Reproduce the listing below in its entirety. Change nothing.

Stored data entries
==*==

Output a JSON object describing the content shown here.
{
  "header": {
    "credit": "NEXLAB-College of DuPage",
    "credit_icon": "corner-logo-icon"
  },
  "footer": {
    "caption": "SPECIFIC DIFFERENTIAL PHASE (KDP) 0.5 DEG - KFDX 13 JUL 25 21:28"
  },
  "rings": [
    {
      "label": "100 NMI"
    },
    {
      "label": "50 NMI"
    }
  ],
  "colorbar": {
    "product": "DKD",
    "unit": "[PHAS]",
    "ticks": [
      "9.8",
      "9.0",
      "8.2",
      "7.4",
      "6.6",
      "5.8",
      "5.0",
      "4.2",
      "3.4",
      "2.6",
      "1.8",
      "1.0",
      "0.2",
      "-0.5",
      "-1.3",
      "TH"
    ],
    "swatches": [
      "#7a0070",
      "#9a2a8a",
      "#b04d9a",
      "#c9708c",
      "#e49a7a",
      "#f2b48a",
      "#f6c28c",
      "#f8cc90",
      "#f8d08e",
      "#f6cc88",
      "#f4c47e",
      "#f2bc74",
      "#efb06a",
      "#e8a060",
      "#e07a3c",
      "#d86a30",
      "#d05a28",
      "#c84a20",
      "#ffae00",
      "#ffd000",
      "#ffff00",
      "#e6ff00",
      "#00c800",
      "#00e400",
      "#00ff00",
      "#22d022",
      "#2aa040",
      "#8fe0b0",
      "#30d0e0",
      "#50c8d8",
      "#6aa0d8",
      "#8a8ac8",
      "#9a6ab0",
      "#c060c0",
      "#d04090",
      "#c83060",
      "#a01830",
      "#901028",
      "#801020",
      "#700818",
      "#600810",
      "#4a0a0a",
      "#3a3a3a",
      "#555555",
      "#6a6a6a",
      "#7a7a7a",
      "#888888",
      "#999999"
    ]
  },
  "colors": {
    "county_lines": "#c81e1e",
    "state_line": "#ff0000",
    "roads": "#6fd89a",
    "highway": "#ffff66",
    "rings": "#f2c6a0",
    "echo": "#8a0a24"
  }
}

==*==

Written answer:
Output a JSON object describing the content shown here.
{
  "header": {
    "credit": "NEXLAB-College of DuPage",
    "credit_icon": "corner-logo-icon"
  },
  "footer": {
    "caption": "SPECIFIC DIFFERENTIAL PHASE (KDP) 0.5 DEG - KFDX 13 JUL 25 21:28"
  },
  "rings": [
    {
      "label": "100 NMI"
    },
    {
      "label": "50 NMI"
    }
  ],
  "colorbar": {
    "product": "DKD",
    "unit": "[PHAS]",
    "ticks": [
      "9.8",
      "9.0",
      "8.2",
      "7.4",
      "6.6",
      "5.8",
      "5.0",
      "4.2",
      "3.4",
      "2.6",
      "1.8",
      "1.0",
      "0.2",
      "-0.5",
      "-1.3",
      "TH"
    ],
    "swatches": [
      "#7a0070",
      "#9a2a8a",
      "#b04d9a",
      "#c9708c",
      "#e49a7a",
      "#f2b48a",
      "#f6c28c",
      "#f8cc90",
      "#f8d08e",
      "#f6cc88",
      "#f4c47e",
      "#f2bc74",
      "#efb06a",
      "#e8a060",
      "#e07a3c",
      "#d86a30",
      "#d05a28",
      "#c84a20",
      "#ffae00",
      "#ffd000",
      "#ffff00",
      "#e6ff00",
      "#00c800",
      "#00e400",
      "#00ff00",
      "#22d022",
      "#2aa040",
      "#8fe0b0",
      "#30d0e0",
      "#50c8d8",
      "#6aa0d8",
      "#8a8ac8",
      "#9a6ab0",
      "#c060c0",
      "#d04090",
      "#c83060",
      "#a01830",
      "#901028",
      "#801020",
      "#700818",
      "#600810",
      "#4a0a0a",
      "#3a3a3a",
      "#555555",
      "#6a6a6a",
      "#7a7a7a",
      "#888888",
      "#999999"
    ]
  },
  "colors": {
    "county_lines": "#c81e1e",
    "state_line": "#ff0000",
    "roads": "#6fd89a",
    "highway": "#ffff66",
    "rings": "#f2c6a0",
    "echo": "#8a0a24"
  }
}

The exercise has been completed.